PROBLEM TO WORK ON
In the entries below, repeat word for word everything from the line containing "Annotate this image: element" down to the line containing "price-down-arrow-icon [166, 17, 178, 30]", including both of those lines.
* start SUPPLIED INFORMATION *
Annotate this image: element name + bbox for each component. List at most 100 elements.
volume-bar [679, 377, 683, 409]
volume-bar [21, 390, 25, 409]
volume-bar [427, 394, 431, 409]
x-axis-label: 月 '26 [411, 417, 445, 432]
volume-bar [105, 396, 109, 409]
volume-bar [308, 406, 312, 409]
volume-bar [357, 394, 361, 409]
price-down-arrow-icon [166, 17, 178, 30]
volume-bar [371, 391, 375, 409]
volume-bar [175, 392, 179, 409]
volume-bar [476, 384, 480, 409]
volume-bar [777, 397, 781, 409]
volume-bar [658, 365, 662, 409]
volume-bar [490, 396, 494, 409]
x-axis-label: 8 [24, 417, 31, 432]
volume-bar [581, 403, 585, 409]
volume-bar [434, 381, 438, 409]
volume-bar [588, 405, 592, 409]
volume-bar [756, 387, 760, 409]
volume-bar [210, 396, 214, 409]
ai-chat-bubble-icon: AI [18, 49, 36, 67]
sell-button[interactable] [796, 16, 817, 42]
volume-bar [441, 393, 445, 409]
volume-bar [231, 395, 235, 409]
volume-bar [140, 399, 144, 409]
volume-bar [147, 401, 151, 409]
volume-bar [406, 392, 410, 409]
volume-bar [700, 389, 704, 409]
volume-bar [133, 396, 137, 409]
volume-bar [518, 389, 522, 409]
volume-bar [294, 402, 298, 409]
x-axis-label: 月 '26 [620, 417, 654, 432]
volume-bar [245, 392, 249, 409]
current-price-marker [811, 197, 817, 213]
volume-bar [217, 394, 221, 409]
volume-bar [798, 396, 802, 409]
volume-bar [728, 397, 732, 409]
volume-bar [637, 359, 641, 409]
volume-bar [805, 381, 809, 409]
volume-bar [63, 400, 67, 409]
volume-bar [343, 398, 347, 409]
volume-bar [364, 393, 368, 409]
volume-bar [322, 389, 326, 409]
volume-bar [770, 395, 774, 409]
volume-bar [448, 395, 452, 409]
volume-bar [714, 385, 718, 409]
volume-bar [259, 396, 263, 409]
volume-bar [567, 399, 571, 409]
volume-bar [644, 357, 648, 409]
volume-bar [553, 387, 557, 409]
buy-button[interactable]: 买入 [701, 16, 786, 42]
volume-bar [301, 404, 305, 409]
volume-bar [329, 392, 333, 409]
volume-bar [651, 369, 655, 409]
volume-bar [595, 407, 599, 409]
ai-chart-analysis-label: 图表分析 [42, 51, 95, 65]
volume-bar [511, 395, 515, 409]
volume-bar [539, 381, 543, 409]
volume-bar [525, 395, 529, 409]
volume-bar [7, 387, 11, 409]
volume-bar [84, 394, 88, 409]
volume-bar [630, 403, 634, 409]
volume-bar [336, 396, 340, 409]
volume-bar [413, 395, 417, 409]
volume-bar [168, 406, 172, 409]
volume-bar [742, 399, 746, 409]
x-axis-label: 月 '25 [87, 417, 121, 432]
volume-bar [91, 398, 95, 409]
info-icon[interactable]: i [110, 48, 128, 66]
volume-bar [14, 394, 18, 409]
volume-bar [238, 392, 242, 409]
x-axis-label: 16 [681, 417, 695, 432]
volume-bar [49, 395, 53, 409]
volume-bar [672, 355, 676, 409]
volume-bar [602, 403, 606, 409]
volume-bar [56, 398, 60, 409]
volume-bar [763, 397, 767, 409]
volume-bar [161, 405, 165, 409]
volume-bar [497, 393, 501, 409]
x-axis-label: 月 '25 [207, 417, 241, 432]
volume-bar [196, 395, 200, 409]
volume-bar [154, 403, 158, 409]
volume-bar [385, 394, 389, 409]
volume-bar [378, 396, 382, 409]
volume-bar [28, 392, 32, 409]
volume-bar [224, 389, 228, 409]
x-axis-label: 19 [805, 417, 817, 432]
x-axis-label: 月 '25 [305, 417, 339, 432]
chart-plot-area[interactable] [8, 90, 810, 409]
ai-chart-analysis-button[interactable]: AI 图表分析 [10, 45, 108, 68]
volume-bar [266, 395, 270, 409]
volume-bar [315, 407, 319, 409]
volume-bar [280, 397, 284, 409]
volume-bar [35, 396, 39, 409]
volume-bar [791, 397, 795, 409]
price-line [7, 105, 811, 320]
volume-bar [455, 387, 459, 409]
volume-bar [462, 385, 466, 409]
* end SUPPLIED INFORMATION *
* start SUPPLIED INFORMATION *
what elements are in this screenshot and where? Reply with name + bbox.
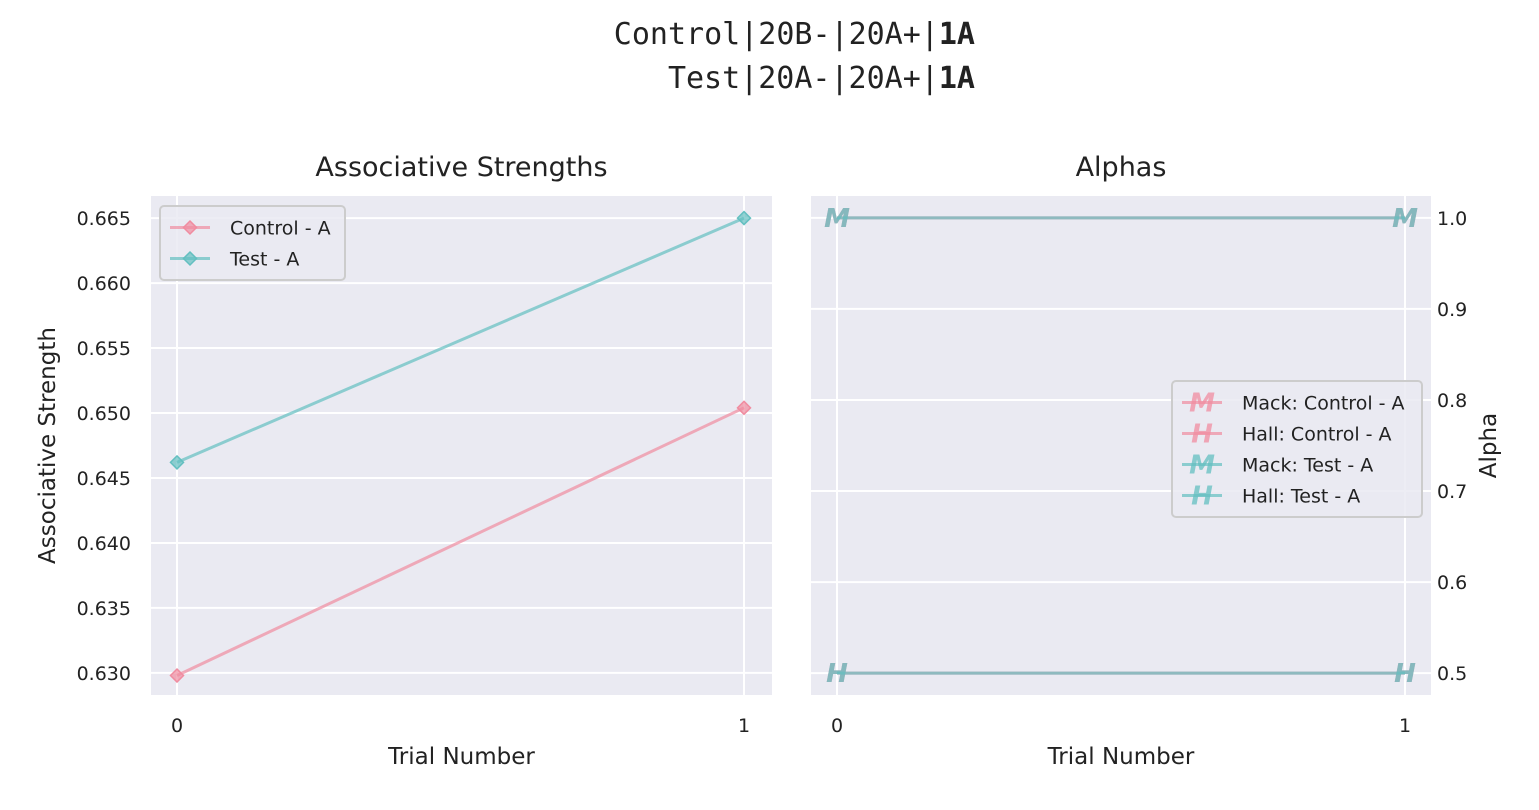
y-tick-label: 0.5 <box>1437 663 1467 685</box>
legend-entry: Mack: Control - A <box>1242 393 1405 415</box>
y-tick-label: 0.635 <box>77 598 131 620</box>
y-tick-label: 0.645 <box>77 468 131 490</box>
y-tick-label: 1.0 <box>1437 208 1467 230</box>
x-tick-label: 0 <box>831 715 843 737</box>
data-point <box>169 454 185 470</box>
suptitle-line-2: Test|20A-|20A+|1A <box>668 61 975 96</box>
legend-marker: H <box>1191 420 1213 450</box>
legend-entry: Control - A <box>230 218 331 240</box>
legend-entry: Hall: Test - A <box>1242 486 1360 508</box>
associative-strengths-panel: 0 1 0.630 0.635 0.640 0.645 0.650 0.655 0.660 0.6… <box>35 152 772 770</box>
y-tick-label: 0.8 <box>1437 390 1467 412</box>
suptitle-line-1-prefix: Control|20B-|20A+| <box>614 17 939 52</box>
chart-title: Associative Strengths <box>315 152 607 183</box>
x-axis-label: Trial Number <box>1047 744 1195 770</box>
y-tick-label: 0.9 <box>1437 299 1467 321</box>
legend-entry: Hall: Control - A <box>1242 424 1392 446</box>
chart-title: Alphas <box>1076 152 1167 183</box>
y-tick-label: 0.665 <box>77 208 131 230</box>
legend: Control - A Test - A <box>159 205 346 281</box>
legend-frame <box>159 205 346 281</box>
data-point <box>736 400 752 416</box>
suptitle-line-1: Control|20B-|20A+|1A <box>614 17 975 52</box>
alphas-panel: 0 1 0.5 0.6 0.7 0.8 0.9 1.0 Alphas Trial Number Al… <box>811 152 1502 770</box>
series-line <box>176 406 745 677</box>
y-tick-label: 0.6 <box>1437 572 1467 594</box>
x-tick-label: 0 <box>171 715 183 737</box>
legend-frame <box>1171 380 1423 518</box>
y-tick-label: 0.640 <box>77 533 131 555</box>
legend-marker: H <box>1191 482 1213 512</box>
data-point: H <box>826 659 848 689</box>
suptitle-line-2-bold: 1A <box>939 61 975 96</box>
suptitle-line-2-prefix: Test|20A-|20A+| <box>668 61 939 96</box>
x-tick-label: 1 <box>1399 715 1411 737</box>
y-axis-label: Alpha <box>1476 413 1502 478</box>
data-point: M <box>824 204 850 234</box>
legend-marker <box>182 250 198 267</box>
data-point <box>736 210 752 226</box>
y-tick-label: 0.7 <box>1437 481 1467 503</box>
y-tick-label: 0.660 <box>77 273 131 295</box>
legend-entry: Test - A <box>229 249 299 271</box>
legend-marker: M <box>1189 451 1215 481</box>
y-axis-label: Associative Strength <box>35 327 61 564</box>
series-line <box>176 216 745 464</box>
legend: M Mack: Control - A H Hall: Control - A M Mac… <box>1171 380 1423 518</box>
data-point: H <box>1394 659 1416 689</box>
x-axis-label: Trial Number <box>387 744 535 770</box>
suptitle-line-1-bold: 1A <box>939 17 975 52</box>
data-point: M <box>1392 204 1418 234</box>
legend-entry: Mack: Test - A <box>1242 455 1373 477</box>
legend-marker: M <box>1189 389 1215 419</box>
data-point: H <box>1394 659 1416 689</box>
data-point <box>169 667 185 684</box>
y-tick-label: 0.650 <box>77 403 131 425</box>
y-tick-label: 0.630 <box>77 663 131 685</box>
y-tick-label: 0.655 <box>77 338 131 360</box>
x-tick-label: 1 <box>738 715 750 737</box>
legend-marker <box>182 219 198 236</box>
* end SUPPLIED INFORMATION *
* start SUPPLIED INFORMATION *
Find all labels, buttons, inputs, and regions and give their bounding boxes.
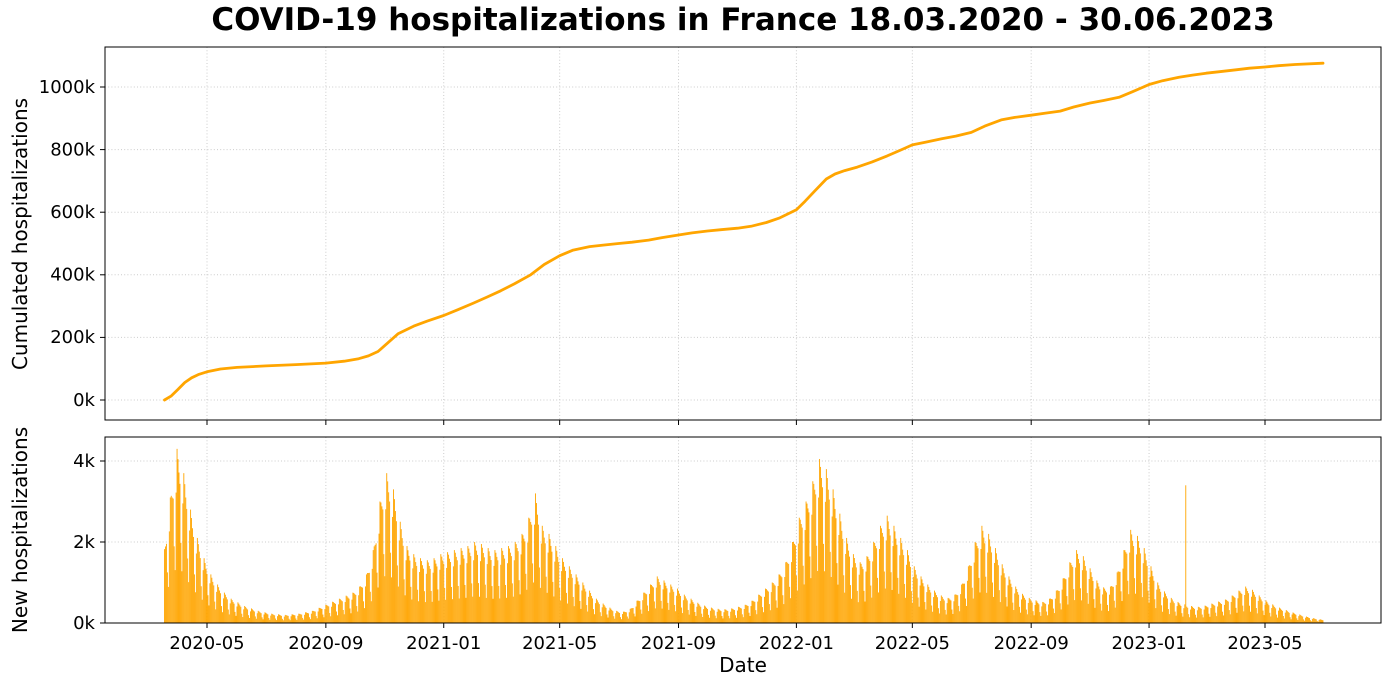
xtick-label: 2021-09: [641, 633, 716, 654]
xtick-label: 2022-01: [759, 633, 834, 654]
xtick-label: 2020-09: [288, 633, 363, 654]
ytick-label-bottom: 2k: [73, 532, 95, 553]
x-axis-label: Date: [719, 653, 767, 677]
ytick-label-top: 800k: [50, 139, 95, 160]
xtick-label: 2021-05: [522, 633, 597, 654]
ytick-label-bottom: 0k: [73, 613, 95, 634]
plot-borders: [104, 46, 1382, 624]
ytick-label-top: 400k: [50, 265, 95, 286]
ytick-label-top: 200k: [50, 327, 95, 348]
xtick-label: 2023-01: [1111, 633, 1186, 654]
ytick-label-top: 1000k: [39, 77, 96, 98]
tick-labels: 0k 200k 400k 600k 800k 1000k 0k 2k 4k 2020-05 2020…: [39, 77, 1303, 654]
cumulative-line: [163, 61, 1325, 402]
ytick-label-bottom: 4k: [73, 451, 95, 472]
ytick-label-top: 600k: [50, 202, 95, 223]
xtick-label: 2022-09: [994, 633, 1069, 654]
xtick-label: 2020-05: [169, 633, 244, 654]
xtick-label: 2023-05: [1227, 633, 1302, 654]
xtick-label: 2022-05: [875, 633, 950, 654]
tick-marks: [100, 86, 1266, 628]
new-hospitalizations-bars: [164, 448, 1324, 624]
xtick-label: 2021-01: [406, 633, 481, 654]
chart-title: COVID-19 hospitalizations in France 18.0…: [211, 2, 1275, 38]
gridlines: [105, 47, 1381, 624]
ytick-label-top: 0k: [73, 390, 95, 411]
* end SUPPLIED INFORMATION *
IN RESPONSE
Annotate this image: element name + bbox for each component. List at most 100 elements.
volume-bar [679, 377, 683, 409]
volume-bar [21, 390, 25, 409]
volume-bar [427, 394, 431, 409]
x-axis-label: 月 '26 [411, 417, 445, 432]
volume-bar [105, 396, 109, 409]
volume-bar [308, 406, 312, 409]
volume-bar [357, 394, 361, 409]
price-down-arrow-icon [166, 17, 178, 30]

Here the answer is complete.